- Task material:
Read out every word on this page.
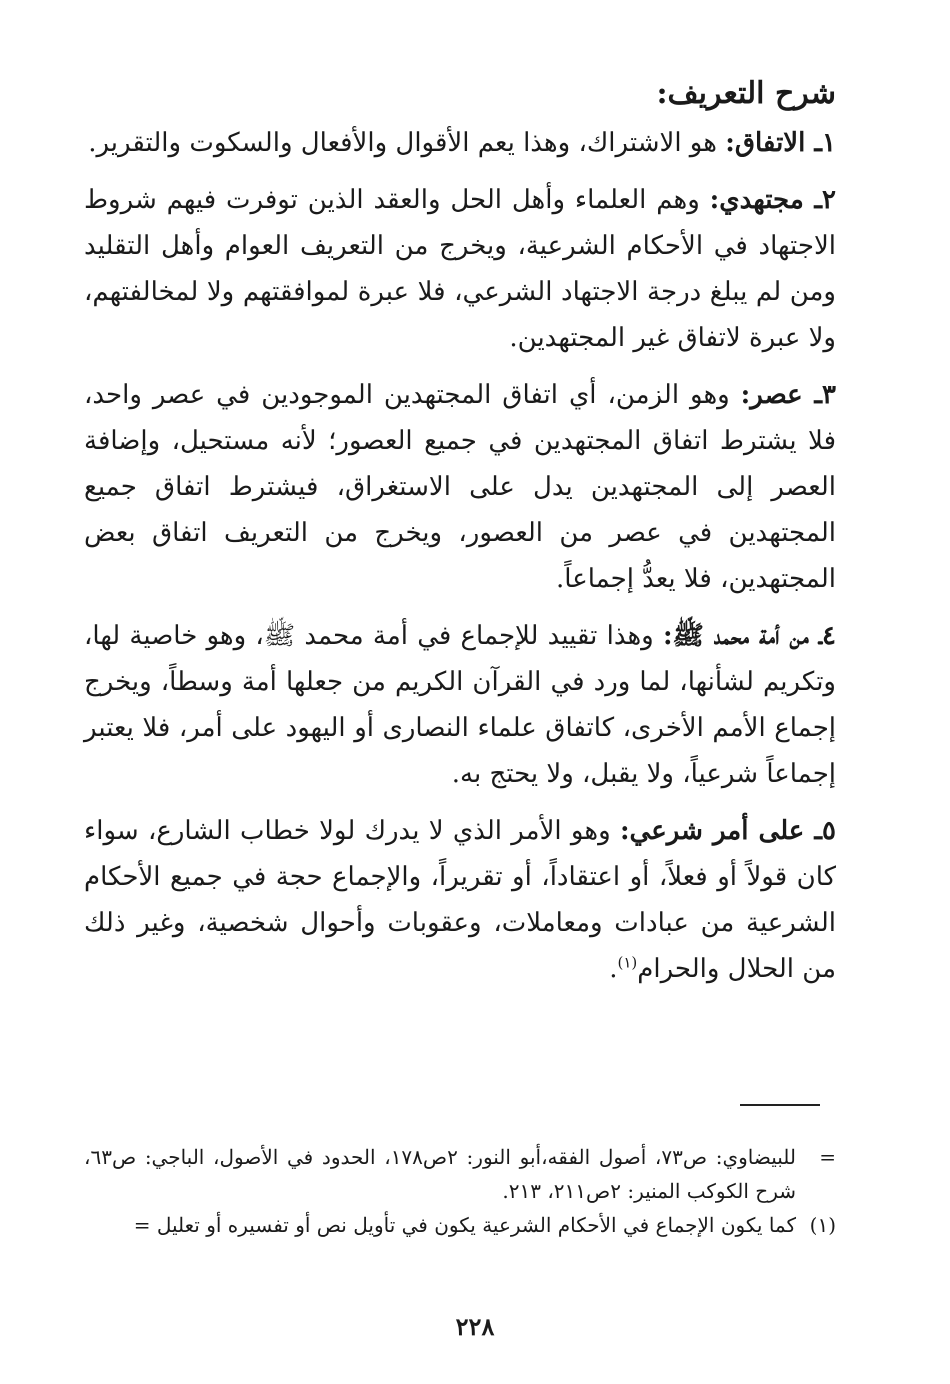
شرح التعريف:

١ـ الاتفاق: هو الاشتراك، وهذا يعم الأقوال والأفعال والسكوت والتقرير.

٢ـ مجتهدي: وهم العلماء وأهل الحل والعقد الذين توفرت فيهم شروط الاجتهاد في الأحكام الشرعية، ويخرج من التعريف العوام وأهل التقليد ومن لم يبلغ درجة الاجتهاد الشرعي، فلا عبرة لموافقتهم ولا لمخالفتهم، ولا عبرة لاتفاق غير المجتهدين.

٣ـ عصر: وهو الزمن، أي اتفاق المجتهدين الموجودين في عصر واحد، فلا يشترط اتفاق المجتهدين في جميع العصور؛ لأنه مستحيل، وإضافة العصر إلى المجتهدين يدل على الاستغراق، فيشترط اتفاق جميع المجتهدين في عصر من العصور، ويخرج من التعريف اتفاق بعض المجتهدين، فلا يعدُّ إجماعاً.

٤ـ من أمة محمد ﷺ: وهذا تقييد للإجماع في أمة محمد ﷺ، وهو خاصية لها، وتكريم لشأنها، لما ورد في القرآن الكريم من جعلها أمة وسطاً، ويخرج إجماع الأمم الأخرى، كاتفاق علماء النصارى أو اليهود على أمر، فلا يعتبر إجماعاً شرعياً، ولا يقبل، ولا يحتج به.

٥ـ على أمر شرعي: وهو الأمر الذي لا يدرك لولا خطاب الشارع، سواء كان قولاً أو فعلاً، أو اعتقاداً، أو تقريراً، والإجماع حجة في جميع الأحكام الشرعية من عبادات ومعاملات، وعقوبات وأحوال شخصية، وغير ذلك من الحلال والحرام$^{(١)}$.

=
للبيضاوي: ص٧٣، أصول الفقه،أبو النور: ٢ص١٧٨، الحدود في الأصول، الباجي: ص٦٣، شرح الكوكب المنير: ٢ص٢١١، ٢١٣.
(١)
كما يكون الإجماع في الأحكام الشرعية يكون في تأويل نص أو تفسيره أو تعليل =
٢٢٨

- Directions:
From the material above, reproduce everything verbatim except the pictures.

- Task response:
Read out every word on this page.
شرح التعريف:

١ـ الاتفاق: هو الاشتراك، وهذا يعم الأقوال والأفعال والسكوت والتقرير.

٢ـ مجتهدي: وهم العلماء وأهل الحل والعقد الذين توفرت فيهم شروط الاجتهاد في الأحكام الشرعية، ويخرج من التعريف العوام وأهل التقليد ومن لم يبلغ درجة الاجتهاد الشرعي، فلا عبرة لموافقتهم ولا لمخالفتهم، ولا عبرة لاتفاق غير المجتهدين.

٣ـ عصر: وهو الزمن، أي اتفاق المجتهدين الموجودين في عصر واحد، فلا يشترط اتفاق المجتهدين في جميع العصور؛ لأنه مستحيل، وإضافة العصر إلى المجتهدين يدل على الاستغراق، فيشترط اتفاق جميع المجتهدين في عصر من العصور، ويخرج من التعريف اتفاق بعض المجتهدين، فلا يعدُّ إجماعاً.

٤ـ من أمة محمد ﷺ: وهذا تقييد للإجماع في أمة محمد ﷺ، وهو خاصية لها، وتكريم لشأنها، لما ورد في القرآن الكريم من جعلها أمة وسطاً، ويخرج إجماع الأمم الأخرى، كاتفاق علماء النصارى أو اليهود على أمر، فلا يعتبر إجماعاً شرعياً، ولا يقبل، ولا يحتج به.

٥ـ على أمر شرعي: وهو الأمر الذي لا يدرك لولا خطاب الشارع، سواء كان قولاً أو فعلاً، أو اعتقاداً، أو تقريراً، والإجماع حجة في جميع الأحكام الشرعية من عبادات ومعاملات، وعقوبات وأحوال شخصية، وغير ذلك من الحلال والحرام$^{(١)}$.

=
للبيضاوي: ص٧٣، أصول الفقه،أبو النور: ٢ص١٧٨، الحدود في الأصول، الباجي: ص٦٣، شرح الكوكب المنير: ٢ص٢١١، ٢١٣.
(١)
كما يكون الإجماع في الأحكام الشرعية يكون في تأويل نص أو تفسيره أو تعليل =
٢٢٨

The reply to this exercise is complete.